Input material =>
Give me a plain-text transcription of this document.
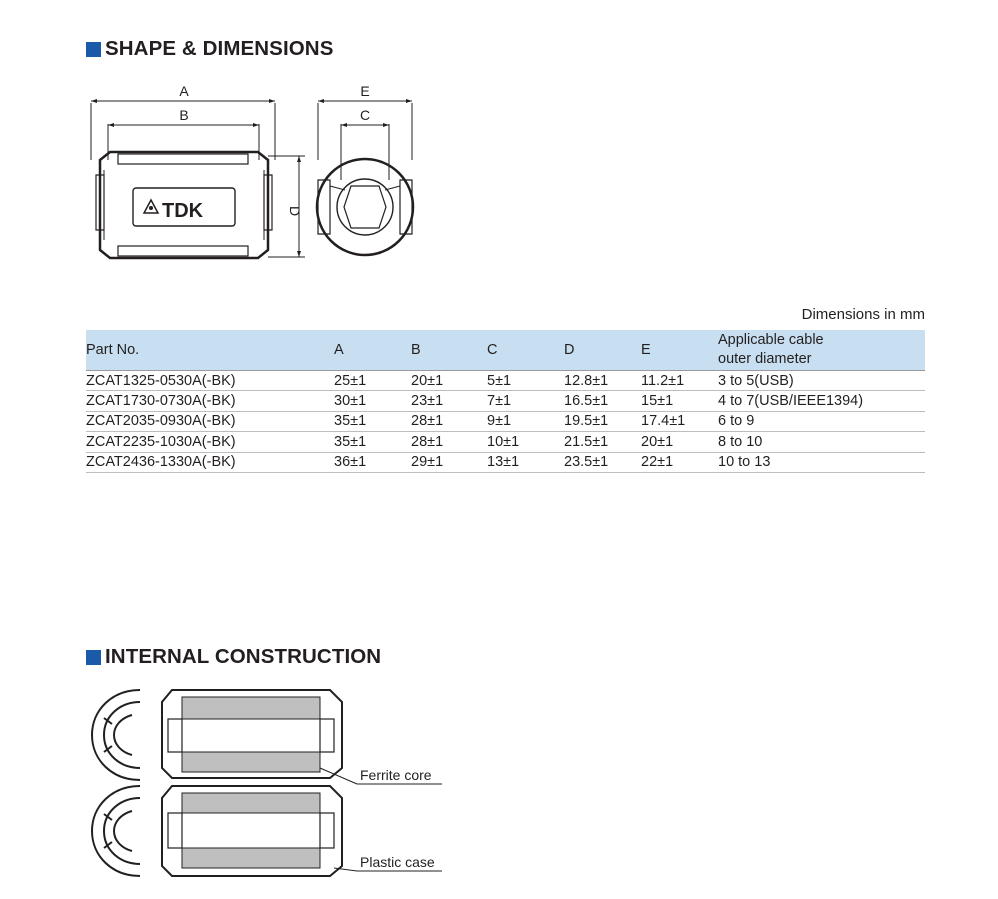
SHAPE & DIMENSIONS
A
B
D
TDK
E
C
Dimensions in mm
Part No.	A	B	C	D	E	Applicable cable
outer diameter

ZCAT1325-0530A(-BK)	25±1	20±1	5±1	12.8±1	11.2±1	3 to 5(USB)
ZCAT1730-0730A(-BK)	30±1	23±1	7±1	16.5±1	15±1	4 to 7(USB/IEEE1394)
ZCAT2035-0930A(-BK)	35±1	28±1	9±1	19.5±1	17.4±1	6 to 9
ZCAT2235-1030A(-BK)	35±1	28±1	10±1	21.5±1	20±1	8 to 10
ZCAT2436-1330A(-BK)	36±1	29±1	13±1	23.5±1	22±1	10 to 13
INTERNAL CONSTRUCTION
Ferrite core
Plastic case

---

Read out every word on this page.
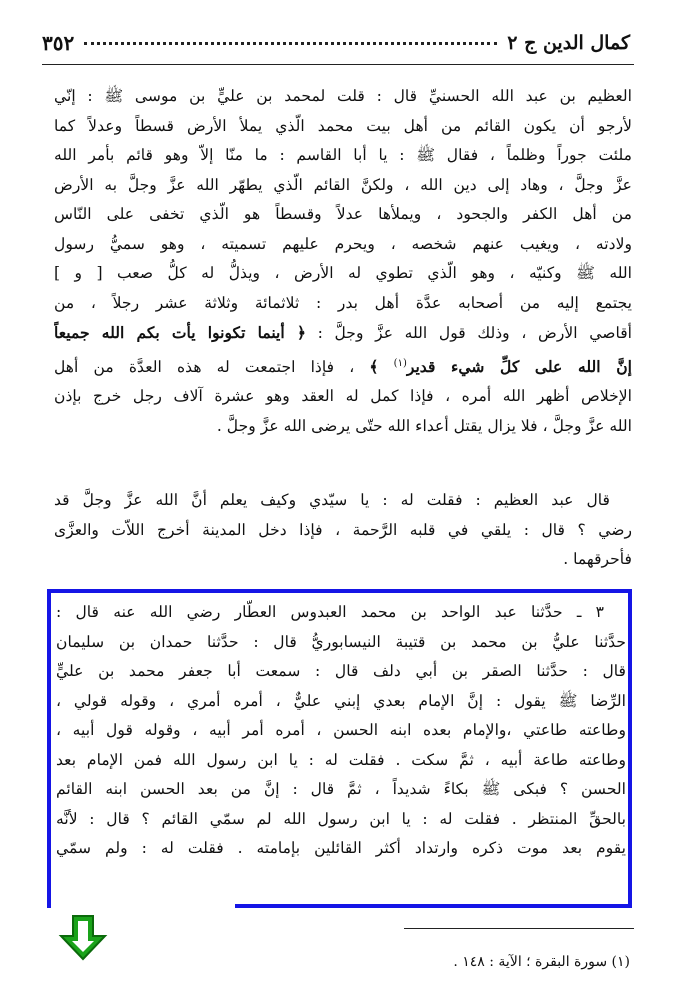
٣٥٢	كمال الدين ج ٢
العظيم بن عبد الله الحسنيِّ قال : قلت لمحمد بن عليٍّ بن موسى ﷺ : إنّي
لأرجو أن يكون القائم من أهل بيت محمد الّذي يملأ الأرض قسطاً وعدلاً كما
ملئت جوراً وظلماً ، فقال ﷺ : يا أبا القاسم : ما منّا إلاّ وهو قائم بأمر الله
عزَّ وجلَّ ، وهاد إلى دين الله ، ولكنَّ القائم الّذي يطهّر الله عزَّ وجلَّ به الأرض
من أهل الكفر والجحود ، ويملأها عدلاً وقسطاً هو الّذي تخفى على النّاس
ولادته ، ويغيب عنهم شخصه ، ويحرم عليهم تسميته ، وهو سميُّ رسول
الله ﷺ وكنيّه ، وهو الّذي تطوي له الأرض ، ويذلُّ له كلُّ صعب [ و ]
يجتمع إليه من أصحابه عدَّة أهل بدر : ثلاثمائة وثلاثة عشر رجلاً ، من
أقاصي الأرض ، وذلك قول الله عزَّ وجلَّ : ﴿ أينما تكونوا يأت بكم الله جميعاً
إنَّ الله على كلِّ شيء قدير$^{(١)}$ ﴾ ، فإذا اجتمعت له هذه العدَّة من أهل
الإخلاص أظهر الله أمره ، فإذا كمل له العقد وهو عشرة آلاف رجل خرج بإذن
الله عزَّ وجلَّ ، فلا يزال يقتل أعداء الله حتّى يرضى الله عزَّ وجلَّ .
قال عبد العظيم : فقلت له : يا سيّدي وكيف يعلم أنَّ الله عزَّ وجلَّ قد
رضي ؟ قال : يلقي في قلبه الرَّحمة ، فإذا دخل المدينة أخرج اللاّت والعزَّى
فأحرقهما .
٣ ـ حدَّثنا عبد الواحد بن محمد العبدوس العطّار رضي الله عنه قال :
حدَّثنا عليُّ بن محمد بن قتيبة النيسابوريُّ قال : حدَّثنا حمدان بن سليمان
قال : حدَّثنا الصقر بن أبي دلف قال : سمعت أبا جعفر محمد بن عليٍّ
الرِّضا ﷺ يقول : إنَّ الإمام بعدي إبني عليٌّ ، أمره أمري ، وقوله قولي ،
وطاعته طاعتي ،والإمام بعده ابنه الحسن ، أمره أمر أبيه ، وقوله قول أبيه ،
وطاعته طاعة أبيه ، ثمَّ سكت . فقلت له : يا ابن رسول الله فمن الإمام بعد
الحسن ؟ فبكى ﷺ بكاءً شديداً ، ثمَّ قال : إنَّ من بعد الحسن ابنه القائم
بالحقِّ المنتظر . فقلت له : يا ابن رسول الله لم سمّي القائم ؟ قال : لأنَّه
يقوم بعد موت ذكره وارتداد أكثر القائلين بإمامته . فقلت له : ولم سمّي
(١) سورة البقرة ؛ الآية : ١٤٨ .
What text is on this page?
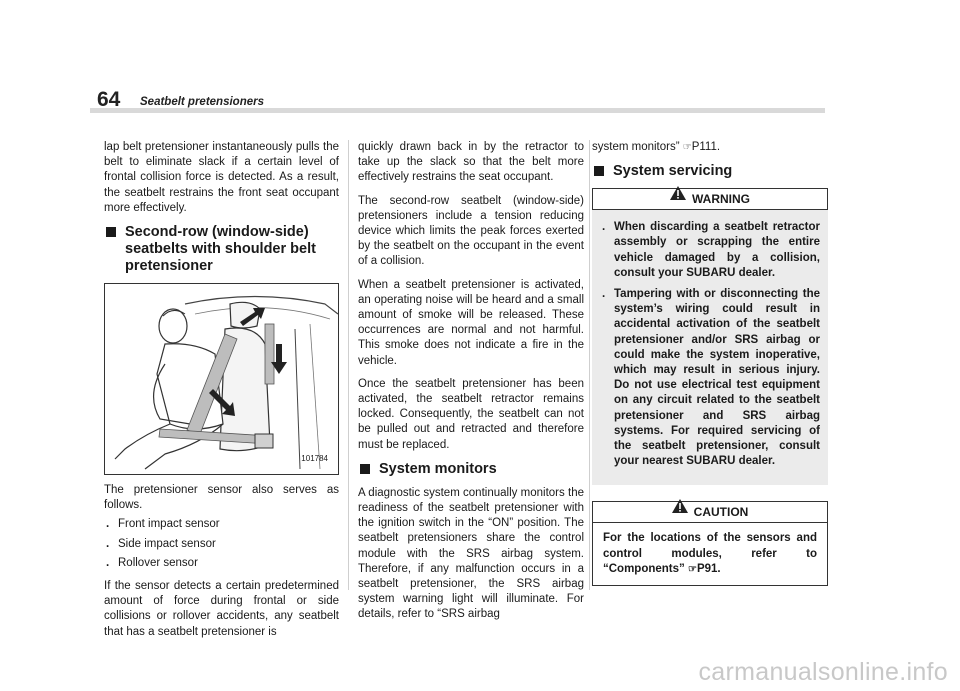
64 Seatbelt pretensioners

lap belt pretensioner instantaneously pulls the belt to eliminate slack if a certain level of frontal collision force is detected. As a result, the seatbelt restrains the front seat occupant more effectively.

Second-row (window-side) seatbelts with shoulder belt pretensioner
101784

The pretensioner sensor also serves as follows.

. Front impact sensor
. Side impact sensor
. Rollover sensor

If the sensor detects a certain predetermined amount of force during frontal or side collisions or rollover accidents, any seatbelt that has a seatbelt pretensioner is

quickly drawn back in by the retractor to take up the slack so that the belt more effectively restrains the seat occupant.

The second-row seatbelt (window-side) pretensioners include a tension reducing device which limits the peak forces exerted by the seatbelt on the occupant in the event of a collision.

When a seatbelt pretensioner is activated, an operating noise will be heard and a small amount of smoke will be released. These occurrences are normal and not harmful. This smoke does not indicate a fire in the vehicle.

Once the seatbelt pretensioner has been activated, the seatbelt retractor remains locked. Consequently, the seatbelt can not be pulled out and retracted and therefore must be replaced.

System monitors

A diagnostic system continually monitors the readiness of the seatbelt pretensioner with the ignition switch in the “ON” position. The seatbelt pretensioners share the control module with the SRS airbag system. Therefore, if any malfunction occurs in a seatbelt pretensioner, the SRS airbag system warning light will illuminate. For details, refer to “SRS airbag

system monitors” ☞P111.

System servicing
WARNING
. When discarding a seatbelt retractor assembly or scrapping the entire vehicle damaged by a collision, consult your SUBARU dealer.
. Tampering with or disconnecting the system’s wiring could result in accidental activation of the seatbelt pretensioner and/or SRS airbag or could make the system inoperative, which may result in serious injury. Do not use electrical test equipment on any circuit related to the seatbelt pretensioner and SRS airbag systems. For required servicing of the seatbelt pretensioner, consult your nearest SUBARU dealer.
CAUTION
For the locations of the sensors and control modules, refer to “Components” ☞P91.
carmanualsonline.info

Instruction => Extract from the material all lines containing the string "وطاعته".

Answer to this problem =>
وطاعته طاعتي ،والإمام بعده ابنه الحسن ، أمره أمر أبيه ، وقوله قول أبيه ،
وطاعته طاعة أبيه ، ثمَّ سكت . فقلت له : يا ابن رسول الله فمن الإمام بعد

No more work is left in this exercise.